╔══

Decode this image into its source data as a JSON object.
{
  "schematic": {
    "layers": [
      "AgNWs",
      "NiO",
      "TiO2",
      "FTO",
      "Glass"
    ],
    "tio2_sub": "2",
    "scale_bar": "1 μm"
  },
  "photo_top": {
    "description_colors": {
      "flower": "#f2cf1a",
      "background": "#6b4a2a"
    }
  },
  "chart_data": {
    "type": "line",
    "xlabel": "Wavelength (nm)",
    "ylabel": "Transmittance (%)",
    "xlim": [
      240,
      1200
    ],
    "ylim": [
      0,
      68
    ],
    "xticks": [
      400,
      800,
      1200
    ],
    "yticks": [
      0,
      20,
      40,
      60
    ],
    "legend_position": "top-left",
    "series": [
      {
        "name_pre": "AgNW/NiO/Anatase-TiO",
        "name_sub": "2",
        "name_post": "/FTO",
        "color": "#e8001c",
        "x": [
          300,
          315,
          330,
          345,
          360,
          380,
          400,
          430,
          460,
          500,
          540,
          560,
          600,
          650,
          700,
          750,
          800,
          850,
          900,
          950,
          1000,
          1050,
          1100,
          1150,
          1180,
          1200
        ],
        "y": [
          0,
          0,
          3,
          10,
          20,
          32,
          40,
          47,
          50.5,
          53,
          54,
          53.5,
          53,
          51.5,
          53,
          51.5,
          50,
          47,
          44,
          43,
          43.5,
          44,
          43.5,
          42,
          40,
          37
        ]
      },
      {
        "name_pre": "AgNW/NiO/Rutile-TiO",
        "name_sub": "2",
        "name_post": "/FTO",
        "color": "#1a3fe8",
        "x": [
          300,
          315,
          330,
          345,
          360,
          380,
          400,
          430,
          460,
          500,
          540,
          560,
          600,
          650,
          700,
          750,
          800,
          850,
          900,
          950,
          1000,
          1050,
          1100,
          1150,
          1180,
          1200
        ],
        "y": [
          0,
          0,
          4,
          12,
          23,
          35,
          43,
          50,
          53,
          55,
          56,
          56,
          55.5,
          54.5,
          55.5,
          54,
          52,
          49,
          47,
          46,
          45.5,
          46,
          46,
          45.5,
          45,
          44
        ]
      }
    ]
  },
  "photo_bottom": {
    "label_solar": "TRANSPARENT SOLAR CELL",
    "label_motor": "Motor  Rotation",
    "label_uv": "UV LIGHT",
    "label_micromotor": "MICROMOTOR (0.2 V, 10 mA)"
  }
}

╚══

» Requirement
Hand back the material above in full, exactly as written.

» Exercise result
Decode this image into its source data as a JSON object.
{
  "schematic": {
    "layers": [
      "AgNWs",
      "NiO",
      "TiO2",
      "FTO",
      "Glass"
    ],
    "tio2_sub": "2",
    "scale_bar": "1 μm"
  },
  "photo_top": {
    "description_colors": {
      "flower": "#f2cf1a",
      "background": "#6b4a2a"
    }
  },
  "chart_data": {
    "type": "line",
    "xlabel": "Wavelength (nm)",
    "ylabel": "Transmittance (%)",
    "xlim": [
      240,
      1200
    ],
    "ylim": [
      0,
      68
    ],
    "xticks": [
      400,
      800,
      1200
    ],
    "yticks": [
      0,
      20,
      40,
      60
    ],
    "legend_position": "top-left",
    "series": [
      {
        "name_pre": "AgNW/NiO/Anatase-TiO",
        "name_sub": "2",
        "name_post": "/FTO",
        "color": "#e8001c",
        "x": [
          300,
          315,
          330,
          345,
          360,
          380,
          400,
          430,
          460,
          500,
          540,
          560,
          600,
          650,
          700,
          750,
          800,
          850,
          900,
          950,
          1000,
          1050,
          1100,
          1150,
          1180,
          1200
        ],
        "y": [
          0,
          0,
          3,
          10,
          20,
          32,
          40,
          47,
          50.5,
          53,
          54,
          53.5,
          53,
          51.5,
          53,
          51.5,
          50,
          47,
          44,
          43,
          43.5,
          44,
          43.5,
          42,
          40,
          37
        ]
      },
      {
        "name_pre": "AgNW/NiO/Rutile-TiO",
        "name_sub": "2",
        "name_post": "/FTO",
        "color": "#1a3fe8",
        "x": [
          300,
          315,
          330,
          345,
          360,
          380,
          400,
          430,
          460,
          500,
          540,
          560,
          600,
          650,
          700,
          750,
          800,
          850,
          900,
          950,
          1000,
          1050,
          1100,
          1150,
          1180,
          1200
        ],
        "y": [
          0,
          0,
          4,
          12,
          23,
          35,
          43,
          50,
          53,
          55,
          56,
          56,
          55.5,
          54.5,
          55.5,
          54,
          52,
          49,
          47,
          46,
          45.5,
          46,
          46,
          45.5,
          45,
          44
        ]
      }
    ]
  },
  "photo_bottom": {
    "label_solar": "TRANSPARENT SOLAR CELL",
    "label_motor": "Motor  Rotation",
    "label_uv": "UV LIGHT",
    "label_micromotor": "MICROMOTOR (0.2 V, 10 mA)"
  }
}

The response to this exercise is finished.